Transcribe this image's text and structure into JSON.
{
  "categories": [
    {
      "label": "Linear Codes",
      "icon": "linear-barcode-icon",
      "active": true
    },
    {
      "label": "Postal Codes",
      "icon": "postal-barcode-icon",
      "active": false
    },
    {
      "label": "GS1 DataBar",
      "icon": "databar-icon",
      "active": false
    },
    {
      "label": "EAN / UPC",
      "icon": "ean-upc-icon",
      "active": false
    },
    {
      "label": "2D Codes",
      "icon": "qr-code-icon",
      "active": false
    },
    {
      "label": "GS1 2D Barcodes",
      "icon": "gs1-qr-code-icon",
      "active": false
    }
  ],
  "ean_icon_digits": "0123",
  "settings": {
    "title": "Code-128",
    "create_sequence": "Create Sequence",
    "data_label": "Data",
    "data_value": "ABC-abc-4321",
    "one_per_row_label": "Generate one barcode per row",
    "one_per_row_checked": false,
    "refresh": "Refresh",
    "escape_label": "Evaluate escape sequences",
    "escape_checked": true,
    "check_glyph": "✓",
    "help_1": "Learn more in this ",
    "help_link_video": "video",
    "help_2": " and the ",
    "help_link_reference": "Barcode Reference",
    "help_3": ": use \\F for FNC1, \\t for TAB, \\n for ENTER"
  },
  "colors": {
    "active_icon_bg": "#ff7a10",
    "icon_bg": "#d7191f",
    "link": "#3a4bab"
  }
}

■ ■ ■

*What needs to be done*: Extract the data exactly as given.

*Result for this task*:
Transcribe this image's text and structure into JSON.
{
  "categories": [
    {
      "label": "Linear Codes",
      "icon": "linear-barcode-icon",
      "active": true
    },
    {
      "label": "Postal Codes",
      "icon": "postal-barcode-icon",
      "active": false
    },
    {
      "label": "GS1 DataBar",
      "icon": "databar-icon",
      "active": false
    },
    {
      "label": "EAN / UPC",
      "icon": "ean-upc-icon",
      "active": false
    },
    {
      "label": "2D Codes",
      "icon": "qr-code-icon",
      "active": false
    },
    {
      "label": "GS1 2D Barcodes",
      "icon": "gs1-qr-code-icon",
      "active": false
    }
  ],
  "ean_icon_digits": "0123",
  "settings": {
    "title": "Code-128",
    "create_sequence": "Create Sequence",
    "data_label": "Data",
    "data_value": "ABC-abc-4321",
    "one_per_row_label": "Generate one barcode per row",
    "one_per_row_checked": false,
    "refresh": "Refresh",
    "escape_label": "Evaluate escape sequences",
    "escape_checked": true,
    "check_glyph": "✓",
    "help_1": "Learn more in this ",
    "help_link_video": "video",
    "help_2": " and the ",
    "help_link_reference": "Barcode Reference",
    "help_3": ": use \\F for FNC1, \\t for TAB, \\n for ENTER"
  },
  "colors": {
    "active_icon_bg": "#ff7a10",
    "icon_bg": "#d7191f",
    "link": "#3a4bab"
  }
}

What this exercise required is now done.